» Aim of the exercise
Report back each line of the records that contains the string "true".

» Working data
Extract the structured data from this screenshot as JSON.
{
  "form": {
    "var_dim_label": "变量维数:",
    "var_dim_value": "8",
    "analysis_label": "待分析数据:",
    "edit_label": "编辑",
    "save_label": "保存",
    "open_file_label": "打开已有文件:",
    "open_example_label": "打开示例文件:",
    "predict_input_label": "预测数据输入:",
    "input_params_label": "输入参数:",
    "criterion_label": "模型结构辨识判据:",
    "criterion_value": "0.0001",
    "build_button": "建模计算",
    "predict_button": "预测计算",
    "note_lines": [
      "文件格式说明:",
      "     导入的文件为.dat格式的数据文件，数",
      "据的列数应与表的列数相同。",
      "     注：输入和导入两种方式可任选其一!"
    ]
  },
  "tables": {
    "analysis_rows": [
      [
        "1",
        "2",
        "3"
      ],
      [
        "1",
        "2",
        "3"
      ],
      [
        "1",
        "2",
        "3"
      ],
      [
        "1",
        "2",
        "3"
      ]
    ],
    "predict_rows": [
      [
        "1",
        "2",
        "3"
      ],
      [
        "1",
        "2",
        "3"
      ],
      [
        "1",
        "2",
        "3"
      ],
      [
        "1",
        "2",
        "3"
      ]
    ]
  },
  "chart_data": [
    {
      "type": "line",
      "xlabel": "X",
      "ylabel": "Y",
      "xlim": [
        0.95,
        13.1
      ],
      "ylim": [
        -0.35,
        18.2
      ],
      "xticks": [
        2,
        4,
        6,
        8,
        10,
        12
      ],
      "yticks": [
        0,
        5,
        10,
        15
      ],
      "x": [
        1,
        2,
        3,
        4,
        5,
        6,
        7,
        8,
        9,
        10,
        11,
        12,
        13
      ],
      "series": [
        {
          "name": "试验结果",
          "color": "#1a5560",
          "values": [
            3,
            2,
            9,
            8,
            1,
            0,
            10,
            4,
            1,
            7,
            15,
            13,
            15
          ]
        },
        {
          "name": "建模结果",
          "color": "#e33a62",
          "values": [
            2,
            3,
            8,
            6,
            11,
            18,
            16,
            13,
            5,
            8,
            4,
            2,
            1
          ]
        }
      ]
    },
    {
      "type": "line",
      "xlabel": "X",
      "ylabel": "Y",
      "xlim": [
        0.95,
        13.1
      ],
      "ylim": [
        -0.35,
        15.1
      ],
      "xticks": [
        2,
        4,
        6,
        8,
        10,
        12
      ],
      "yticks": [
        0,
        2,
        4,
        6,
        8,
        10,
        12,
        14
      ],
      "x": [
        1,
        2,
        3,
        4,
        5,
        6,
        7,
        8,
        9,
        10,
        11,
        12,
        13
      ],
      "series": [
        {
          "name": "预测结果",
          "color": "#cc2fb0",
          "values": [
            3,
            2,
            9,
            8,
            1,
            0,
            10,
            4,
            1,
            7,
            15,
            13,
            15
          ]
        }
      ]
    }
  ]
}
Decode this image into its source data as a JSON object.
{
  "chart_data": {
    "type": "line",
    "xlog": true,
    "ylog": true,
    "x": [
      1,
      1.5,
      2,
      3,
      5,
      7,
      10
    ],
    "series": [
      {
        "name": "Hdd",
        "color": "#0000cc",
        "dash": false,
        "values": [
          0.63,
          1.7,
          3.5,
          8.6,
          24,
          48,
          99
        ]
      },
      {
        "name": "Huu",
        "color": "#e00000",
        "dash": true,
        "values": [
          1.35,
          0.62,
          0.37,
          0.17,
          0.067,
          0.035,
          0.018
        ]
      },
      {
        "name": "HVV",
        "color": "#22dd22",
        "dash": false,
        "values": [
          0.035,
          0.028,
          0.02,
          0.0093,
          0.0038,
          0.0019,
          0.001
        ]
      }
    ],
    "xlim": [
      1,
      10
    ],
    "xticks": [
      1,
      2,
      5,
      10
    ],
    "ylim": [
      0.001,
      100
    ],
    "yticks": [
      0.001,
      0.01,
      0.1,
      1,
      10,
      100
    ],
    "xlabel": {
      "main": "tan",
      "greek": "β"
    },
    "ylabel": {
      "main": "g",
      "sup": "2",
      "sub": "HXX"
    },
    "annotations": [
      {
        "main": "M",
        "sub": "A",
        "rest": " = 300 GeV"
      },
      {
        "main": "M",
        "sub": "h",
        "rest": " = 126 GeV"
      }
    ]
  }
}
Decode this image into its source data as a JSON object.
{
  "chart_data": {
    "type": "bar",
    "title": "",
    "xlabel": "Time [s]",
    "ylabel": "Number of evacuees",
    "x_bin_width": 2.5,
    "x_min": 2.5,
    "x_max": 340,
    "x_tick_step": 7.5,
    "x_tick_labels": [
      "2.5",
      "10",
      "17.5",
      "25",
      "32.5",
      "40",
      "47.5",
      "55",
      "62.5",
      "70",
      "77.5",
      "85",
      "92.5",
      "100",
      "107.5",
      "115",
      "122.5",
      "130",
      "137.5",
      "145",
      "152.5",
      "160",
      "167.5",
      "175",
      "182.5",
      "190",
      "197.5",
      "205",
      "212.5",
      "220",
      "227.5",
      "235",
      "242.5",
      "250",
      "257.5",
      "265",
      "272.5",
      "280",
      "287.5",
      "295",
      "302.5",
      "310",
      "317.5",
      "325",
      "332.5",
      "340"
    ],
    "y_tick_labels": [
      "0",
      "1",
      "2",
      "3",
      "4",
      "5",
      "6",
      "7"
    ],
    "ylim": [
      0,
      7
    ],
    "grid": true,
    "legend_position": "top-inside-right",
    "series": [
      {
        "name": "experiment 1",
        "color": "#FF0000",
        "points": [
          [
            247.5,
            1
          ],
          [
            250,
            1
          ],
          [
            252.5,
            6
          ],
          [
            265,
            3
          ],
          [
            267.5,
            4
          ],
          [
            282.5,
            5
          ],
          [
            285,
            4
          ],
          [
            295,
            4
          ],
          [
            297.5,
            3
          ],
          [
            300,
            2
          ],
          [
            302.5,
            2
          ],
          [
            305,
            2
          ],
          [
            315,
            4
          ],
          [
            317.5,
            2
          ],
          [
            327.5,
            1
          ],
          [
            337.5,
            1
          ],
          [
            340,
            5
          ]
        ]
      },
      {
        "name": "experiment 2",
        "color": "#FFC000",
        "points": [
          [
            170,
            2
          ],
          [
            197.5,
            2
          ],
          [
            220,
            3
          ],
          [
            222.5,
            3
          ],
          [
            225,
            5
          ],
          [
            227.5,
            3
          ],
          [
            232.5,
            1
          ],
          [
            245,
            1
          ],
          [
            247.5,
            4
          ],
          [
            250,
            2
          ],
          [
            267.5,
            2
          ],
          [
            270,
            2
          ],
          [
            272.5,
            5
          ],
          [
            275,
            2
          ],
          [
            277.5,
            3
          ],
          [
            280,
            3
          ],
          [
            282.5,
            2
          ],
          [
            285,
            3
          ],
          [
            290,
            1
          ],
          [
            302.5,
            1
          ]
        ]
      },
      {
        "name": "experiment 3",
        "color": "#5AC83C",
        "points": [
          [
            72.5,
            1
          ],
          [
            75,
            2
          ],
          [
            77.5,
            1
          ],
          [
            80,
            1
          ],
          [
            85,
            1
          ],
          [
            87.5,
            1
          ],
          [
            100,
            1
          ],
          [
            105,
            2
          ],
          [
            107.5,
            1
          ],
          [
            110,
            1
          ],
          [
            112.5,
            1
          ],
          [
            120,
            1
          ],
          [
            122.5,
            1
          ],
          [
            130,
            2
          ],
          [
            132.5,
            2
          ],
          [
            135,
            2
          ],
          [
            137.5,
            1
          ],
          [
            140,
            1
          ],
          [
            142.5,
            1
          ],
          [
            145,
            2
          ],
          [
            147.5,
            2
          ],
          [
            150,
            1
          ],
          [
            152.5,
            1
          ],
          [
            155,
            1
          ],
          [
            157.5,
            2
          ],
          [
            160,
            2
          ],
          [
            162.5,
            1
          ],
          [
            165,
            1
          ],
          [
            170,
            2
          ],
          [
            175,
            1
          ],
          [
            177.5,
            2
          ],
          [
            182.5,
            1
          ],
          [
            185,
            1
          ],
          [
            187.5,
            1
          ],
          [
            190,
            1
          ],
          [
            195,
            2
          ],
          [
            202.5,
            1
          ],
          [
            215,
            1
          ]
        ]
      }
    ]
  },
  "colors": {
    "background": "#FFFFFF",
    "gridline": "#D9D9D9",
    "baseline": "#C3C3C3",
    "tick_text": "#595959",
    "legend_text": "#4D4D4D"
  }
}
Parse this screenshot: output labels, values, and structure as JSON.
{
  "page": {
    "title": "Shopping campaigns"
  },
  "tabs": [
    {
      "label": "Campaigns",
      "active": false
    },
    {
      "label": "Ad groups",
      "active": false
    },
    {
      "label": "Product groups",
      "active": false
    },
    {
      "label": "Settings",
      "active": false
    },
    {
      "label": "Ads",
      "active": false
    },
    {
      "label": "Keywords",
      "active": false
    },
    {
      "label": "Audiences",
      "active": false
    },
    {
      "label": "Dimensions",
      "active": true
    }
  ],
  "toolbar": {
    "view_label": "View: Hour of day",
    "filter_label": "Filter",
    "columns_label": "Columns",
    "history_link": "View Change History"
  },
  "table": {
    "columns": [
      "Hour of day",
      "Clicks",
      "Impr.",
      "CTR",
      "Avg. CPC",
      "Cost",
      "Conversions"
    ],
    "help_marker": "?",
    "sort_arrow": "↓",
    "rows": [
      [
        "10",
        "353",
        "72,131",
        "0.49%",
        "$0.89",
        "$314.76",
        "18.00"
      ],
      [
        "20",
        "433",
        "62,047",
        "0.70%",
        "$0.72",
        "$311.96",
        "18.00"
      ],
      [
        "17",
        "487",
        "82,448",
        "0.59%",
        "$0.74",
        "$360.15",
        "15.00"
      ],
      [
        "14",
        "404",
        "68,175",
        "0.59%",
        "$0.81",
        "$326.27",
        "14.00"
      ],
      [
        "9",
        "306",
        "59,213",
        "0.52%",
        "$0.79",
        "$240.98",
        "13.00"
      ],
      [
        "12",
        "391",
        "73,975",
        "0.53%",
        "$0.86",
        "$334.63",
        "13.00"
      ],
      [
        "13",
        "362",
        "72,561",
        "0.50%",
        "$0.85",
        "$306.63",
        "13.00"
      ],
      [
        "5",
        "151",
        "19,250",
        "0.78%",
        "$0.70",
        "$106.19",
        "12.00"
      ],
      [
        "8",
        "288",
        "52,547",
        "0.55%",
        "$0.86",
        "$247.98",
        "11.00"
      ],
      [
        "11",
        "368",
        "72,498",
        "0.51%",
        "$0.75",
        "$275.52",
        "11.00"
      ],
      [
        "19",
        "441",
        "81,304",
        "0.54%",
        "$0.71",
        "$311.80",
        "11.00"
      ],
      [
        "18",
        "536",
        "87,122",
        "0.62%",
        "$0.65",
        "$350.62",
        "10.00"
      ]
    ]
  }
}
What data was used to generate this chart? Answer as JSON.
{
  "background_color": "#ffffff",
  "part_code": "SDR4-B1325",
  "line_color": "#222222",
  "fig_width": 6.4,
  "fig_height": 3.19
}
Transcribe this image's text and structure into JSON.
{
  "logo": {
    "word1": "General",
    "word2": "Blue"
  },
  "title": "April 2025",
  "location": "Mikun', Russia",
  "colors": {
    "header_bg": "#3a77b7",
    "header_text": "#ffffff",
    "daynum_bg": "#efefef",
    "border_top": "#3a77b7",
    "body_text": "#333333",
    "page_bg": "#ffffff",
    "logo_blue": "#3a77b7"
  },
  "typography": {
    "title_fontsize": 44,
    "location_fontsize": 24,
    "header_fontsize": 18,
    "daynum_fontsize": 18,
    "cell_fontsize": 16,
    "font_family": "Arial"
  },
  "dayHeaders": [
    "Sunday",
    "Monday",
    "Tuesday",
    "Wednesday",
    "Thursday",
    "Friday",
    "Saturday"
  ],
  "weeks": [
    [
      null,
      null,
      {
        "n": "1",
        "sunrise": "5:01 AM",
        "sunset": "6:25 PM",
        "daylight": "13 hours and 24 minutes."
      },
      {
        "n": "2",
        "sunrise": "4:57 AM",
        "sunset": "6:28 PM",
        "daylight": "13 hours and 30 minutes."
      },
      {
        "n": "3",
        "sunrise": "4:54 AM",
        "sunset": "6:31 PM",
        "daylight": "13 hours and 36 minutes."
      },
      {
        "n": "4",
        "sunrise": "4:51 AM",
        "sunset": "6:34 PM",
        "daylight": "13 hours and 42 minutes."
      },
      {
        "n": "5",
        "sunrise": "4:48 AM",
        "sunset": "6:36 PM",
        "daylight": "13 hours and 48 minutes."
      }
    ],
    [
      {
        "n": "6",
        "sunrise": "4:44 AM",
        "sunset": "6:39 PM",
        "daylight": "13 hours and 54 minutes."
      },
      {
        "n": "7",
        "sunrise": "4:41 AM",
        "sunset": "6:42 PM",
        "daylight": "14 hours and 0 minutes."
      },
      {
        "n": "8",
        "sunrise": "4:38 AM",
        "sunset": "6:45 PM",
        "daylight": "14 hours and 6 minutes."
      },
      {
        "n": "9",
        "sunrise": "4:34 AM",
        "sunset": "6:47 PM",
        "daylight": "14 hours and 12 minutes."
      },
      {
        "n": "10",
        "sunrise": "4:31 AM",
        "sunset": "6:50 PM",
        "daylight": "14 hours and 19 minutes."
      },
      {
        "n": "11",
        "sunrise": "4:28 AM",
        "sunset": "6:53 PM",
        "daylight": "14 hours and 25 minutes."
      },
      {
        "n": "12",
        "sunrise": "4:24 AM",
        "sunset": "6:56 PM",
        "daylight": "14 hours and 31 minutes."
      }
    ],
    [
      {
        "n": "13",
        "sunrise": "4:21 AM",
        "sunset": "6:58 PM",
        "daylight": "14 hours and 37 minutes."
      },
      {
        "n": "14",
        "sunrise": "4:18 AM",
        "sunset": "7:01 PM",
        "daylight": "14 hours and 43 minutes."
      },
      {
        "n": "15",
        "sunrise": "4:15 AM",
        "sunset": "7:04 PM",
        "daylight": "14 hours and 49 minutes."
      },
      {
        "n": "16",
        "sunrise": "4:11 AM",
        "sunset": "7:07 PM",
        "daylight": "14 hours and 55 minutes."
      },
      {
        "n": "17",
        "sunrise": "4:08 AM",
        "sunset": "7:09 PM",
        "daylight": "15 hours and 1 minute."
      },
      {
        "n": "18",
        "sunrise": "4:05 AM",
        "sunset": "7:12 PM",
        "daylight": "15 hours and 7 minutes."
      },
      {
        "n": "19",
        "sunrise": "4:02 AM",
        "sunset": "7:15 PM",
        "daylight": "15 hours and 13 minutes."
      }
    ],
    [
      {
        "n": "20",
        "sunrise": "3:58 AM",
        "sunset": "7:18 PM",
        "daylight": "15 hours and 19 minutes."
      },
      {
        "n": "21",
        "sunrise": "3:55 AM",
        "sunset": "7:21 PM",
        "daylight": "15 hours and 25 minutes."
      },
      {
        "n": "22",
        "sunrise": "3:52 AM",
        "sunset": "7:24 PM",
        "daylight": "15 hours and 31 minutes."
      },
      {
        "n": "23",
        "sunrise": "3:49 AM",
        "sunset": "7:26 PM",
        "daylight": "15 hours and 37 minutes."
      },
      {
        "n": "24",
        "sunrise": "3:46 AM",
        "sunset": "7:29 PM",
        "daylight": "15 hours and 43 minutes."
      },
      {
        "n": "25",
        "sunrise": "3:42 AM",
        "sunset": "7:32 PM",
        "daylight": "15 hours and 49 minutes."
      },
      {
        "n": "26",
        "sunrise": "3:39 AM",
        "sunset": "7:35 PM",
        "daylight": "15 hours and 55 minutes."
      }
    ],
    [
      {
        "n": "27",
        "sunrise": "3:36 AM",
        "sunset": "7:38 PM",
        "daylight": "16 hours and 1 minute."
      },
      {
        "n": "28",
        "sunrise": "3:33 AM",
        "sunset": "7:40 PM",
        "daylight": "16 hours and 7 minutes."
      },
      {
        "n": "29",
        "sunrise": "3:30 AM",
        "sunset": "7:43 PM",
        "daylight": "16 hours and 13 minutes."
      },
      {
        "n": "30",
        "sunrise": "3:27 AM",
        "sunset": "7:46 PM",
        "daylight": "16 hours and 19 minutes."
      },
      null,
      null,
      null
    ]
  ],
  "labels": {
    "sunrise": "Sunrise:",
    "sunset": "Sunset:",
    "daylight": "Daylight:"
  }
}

» Task result
    "xlog": true,
    "ylog": true,
        "dash": true,
    "grid": true,
      "active": true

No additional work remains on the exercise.